(Data items)
>>>>>
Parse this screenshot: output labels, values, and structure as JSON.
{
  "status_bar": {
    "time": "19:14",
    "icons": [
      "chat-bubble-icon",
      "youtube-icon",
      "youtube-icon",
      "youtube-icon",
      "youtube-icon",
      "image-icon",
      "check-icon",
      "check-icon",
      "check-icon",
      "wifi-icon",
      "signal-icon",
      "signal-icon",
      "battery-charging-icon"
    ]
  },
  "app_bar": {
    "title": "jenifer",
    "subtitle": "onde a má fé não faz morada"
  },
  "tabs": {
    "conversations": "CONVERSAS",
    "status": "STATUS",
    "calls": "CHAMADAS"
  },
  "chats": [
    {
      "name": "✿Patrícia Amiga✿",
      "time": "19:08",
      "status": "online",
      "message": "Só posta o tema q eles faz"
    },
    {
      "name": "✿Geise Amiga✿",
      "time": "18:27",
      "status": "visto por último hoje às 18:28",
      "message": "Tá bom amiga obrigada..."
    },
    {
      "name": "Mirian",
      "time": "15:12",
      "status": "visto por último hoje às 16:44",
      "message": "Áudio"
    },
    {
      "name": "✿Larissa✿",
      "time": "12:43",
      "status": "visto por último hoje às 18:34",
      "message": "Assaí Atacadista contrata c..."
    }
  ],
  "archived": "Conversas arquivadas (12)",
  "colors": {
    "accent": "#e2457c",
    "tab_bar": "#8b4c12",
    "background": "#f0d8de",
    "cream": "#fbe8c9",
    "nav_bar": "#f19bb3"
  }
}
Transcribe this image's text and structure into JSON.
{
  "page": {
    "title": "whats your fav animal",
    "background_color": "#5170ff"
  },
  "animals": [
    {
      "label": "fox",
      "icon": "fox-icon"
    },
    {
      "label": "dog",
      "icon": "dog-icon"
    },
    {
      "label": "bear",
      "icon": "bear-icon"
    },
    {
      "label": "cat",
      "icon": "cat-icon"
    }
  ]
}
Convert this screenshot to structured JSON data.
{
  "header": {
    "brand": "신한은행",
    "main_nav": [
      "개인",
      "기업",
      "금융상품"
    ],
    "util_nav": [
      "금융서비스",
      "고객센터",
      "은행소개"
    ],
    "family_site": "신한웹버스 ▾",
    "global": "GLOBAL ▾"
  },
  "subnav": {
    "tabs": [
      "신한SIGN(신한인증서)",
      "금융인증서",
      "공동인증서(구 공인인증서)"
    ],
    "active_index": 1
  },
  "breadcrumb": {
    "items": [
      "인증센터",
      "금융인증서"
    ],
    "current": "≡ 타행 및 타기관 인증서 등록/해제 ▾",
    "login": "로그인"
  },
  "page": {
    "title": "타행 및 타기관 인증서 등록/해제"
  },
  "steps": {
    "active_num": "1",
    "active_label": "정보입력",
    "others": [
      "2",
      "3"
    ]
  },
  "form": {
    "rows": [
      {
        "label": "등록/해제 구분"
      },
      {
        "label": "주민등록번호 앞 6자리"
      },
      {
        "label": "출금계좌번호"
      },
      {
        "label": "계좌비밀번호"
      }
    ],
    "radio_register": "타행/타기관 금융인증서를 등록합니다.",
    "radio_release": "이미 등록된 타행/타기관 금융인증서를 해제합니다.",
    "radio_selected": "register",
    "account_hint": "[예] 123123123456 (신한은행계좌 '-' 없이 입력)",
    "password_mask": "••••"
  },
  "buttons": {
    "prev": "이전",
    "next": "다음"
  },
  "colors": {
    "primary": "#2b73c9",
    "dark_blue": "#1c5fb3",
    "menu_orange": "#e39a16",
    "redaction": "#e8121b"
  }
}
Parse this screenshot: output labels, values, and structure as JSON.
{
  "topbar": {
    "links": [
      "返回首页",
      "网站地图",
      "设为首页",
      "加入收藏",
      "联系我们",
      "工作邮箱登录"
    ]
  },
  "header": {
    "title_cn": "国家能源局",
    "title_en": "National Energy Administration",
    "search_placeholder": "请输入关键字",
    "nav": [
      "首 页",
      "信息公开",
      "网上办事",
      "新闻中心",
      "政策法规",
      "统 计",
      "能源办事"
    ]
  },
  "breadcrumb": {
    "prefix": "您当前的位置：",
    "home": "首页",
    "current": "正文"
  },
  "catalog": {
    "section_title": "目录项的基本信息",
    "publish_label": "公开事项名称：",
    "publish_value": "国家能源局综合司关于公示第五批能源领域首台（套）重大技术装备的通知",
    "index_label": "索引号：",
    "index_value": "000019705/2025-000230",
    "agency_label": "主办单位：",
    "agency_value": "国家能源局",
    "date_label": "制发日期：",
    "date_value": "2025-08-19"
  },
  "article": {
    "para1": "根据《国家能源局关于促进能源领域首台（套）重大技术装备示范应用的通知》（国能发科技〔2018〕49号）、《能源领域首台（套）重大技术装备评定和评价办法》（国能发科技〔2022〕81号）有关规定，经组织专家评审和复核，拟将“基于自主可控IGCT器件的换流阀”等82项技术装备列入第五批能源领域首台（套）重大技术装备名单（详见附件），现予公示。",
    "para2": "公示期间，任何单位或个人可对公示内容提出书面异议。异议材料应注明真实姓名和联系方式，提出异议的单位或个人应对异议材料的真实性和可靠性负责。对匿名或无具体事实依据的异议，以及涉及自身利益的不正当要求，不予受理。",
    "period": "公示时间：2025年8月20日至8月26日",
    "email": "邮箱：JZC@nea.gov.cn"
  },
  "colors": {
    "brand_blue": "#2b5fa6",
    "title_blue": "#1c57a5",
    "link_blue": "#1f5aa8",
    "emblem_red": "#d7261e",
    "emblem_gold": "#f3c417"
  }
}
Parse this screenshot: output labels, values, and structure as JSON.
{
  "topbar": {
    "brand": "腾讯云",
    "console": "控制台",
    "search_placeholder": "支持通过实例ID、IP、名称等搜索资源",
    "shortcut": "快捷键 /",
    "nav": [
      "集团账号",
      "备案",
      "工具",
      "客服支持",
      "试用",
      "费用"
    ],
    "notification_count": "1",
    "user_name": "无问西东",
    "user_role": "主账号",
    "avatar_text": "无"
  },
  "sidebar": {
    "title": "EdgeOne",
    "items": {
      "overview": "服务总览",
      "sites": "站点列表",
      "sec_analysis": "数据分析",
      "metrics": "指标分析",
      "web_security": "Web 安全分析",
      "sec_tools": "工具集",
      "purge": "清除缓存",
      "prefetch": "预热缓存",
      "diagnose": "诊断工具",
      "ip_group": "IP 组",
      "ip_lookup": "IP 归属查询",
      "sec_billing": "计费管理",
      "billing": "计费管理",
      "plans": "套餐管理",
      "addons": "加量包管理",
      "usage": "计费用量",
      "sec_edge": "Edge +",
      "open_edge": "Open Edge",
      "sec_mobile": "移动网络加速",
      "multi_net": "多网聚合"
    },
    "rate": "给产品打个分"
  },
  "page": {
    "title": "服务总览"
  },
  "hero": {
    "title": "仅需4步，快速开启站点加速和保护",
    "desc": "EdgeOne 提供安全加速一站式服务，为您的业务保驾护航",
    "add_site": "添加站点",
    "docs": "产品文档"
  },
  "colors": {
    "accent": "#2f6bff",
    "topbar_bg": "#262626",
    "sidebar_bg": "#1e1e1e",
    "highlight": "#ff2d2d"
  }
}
<<<<<
→ Exercise goal
Look through the entries and return every line where "hoje" appears.

→ Answer below
      "status": "visto por último hoje às 18:28",
      "status": "visto por último hoje às 16:44",
      "status": "visto por último hoje às 18:34",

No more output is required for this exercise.